CHALLENGE:
Say the number of lines containing the string "punktu", and say nothing else.

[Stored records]
━━━━━━

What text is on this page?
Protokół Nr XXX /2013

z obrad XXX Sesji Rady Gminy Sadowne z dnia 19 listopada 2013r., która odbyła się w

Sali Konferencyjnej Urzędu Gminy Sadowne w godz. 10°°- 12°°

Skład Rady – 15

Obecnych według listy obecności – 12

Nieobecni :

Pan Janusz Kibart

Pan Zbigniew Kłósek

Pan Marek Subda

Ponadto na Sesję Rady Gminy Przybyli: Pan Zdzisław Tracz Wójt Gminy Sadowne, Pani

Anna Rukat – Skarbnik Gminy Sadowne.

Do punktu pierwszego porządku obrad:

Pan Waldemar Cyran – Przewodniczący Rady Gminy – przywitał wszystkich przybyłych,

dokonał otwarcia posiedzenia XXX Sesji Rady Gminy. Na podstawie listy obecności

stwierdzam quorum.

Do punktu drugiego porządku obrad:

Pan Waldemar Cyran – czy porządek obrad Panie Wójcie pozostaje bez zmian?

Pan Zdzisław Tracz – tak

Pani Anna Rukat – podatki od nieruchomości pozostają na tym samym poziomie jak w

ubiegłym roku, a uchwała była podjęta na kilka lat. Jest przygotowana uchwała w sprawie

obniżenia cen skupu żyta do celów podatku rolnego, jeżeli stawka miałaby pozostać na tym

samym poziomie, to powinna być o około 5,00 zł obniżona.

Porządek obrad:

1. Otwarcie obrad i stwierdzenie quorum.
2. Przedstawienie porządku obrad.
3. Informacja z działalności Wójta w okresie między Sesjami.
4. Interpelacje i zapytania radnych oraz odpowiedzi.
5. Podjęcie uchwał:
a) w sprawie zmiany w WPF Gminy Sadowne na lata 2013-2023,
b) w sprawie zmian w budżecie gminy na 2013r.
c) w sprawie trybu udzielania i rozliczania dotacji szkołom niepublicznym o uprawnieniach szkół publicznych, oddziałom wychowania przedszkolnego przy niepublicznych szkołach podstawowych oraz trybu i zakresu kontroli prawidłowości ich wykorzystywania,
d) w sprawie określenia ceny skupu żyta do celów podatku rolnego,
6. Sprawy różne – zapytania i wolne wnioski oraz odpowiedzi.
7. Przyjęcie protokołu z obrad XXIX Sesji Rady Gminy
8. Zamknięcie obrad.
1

━━━━━━

FINISHED ANSWER:
2